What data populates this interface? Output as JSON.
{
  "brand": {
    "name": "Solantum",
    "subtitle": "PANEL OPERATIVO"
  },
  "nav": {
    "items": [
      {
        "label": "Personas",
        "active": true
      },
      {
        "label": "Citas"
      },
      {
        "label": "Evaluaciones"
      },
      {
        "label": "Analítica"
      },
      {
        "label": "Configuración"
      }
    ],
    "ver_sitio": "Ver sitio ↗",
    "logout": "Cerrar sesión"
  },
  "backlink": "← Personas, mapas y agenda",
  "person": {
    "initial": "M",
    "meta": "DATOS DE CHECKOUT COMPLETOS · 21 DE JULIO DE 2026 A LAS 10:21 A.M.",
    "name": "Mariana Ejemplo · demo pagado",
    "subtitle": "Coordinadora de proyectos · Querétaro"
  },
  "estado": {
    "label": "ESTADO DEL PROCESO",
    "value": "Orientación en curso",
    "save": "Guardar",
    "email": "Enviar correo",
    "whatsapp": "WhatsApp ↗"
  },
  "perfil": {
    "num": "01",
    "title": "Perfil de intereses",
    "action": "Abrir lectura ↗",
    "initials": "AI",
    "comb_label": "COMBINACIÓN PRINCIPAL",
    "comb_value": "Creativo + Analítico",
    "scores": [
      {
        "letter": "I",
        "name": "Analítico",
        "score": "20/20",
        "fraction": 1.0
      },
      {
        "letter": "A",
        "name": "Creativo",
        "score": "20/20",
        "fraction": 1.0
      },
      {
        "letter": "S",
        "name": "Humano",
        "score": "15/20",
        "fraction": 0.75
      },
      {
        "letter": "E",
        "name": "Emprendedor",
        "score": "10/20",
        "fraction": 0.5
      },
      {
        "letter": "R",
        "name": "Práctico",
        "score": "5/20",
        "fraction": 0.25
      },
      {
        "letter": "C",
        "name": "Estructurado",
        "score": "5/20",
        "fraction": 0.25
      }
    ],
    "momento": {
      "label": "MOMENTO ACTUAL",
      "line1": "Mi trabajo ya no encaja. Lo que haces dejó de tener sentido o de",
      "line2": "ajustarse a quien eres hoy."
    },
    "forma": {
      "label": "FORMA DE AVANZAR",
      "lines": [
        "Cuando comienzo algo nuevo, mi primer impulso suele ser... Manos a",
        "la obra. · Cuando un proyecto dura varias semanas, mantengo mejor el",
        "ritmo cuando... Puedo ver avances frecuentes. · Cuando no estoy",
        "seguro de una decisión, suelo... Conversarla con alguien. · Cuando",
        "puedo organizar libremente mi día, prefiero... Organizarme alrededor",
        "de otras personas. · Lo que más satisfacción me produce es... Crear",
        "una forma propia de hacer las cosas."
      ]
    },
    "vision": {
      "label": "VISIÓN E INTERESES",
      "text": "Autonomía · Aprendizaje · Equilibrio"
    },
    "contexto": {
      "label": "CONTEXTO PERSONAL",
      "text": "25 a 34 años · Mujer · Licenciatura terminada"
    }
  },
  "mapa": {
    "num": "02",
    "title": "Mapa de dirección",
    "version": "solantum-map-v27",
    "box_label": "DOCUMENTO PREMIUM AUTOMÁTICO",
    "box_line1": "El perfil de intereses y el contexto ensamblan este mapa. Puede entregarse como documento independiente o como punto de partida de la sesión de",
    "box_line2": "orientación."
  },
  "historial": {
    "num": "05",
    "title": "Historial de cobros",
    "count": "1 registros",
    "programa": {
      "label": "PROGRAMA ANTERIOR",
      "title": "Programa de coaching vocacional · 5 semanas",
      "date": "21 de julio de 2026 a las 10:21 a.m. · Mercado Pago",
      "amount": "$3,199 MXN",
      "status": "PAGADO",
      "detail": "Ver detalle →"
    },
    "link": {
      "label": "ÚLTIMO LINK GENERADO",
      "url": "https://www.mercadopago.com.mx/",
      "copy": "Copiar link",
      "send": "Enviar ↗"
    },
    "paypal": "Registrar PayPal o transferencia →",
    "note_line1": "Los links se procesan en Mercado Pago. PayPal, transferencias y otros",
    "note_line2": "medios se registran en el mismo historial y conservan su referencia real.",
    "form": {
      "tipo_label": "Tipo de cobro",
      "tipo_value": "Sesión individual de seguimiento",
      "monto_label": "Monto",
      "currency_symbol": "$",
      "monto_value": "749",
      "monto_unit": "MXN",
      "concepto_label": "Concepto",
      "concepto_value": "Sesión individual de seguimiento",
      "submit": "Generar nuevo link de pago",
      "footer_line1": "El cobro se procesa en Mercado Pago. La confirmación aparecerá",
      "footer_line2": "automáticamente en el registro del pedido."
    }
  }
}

GOAL.
Print all the data exactly.

FULL OUTPUT.
What data populates this interface? Output as JSON.
{
  "brand": {
    "name": "Solantum",
    "subtitle": "PANEL OPERATIVO"
  },
  "nav": {
    "items": [
      {
        "label": "Personas",
        "active": true
      },
      {
        "label": "Citas"
      },
      {
        "label": "Evaluaciones"
      },
      {
        "label": "Analítica"
      },
      {
        "label": "Configuración"
      }
    ],
    "ver_sitio": "Ver sitio ↗",
    "logout": "Cerrar sesión"
  },
  "backlink": "← Personas, mapas y agenda",
  "person": {
    "initial": "M",
    "meta": "DATOS DE CHECKOUT COMPLETOS · 21 DE JULIO DE 2026 A LAS 10:21 A.M.",
    "name": "Mariana Ejemplo · demo pagado",
    "subtitle": "Coordinadora de proyectos · Querétaro"
  },
  "estado": {
    "label": "ESTADO DEL PROCESO",
    "value": "Orientación en curso",
    "save": "Guardar",
    "email": "Enviar correo",
    "whatsapp": "WhatsApp ↗"
  },
  "perfil": {
    "num": "01",
    "title": "Perfil de intereses",
    "action": "Abrir lectura ↗",
    "initials": "AI",
    "comb_label": "COMBINACIÓN PRINCIPAL",
    "comb_value": "Creativo + Analítico",
    "scores": [
      {
        "letter": "I",
        "name": "Analítico",
        "score": "20/20",
        "fraction": 1.0
      },
      {
        "letter": "A",
        "name": "Creativo",
        "score": "20/20",
        "fraction": 1.0
      },
      {
        "letter": "S",
        "name": "Humano",
        "score": "15/20",
        "fraction": 0.75
      },
      {
        "letter": "E",
        "name": "Emprendedor",
        "score": "10/20",
        "fraction": 0.5
      },
      {
        "letter": "R",
        "name": "Práctico",
        "score": "5/20",
        "fraction": 0.25
      },
      {
        "letter": "C",
        "name": "Estructurado",
        "score": "5/20",
        "fraction": 0.25
      }
    ],
    "momento": {
      "label": "MOMENTO ACTUAL",
      "line1": "Mi trabajo ya no encaja. Lo que haces dejó de tener sentido o de",
      "line2": "ajustarse a quien eres hoy."
    },
    "forma": {
      "label": "FORMA DE AVANZAR",
      "lines": [
        "Cuando comienzo algo nuevo, mi primer impulso suele ser... Manos a",
        "la obra. · Cuando un proyecto dura varias semanas, mantengo mejor el",
        "ritmo cuando... Puedo ver avances frecuentes. · Cuando no estoy",
        "seguro de una decisión, suelo... Conversarla con alguien. · Cuando",
        "puedo organizar libremente mi día, prefiero... Organizarme alrededor",
        "de otras personas. · Lo que más satisfacción me produce es... Crear",
        "una forma propia de hacer las cosas."
      ]
    },
    "vision": {
      "label": "VISIÓN E INTERESES",
      "text": "Autonomía · Aprendizaje · Equilibrio"
    },
    "contexto": {
      "label": "CONTEXTO PERSONAL",
      "text": "25 a 34 años · Mujer · Licenciatura terminada"
    }
  },
  "mapa": {
    "num": "02",
    "title": "Mapa de dirección",
    "version": "solantum-map-v27",
    "box_label": "DOCUMENTO PREMIUM AUTOMÁTICO",
    "box_line1": "El perfil de intereses y el contexto ensamblan este mapa. Puede entregarse como documento independiente o como punto de partida de la sesión de",
    "box_line2": "orientación."
  },
  "historial": {
    "num": "05",
    "title": "Historial de cobros",
    "count": "1 registros",
    "programa": {
      "label": "PROGRAMA ANTERIOR",
      "title": "Programa de coaching vocacional · 5 semanas",
      "date": "21 de julio de 2026 a las 10:21 a.m. · Mercado Pago",
      "amount": "$3,199 MXN",
      "status": "PAGADO",
      "detail": "Ver detalle →"
    },
    "link": {
      "label": "ÚLTIMO LINK GENERADO",
      "url": "https://www.mercadopago.com.mx/",
      "copy": "Copiar link",
      "send": "Enviar ↗"
    },
    "paypal": "Registrar PayPal o transferencia →",
    "note_line1": "Los links se procesan en Mercado Pago. PayPal, transferencias y otros",
    "note_line2": "medios se registran en el mismo historial y conservan su referencia real.",
    "form": {
      "tipo_label": "Tipo de cobro",
      "tipo_value": "Sesión individual de seguimiento",
      "monto_label": "Monto",
      "currency_symbol": "$",
      "monto_value": "749",
      "monto_unit": "MXN",
      "concepto_label": "Concepto",
      "concepto_value": "Sesión individual de seguimiento",
      "submit": "Generar nuevo link de pago",
      "footer_line1": "El cobro se procesa en Mercado Pago. La confirmación aparecerá",
      "footer_line2": "automáticamente en el registro del pedido."
    }
  }
}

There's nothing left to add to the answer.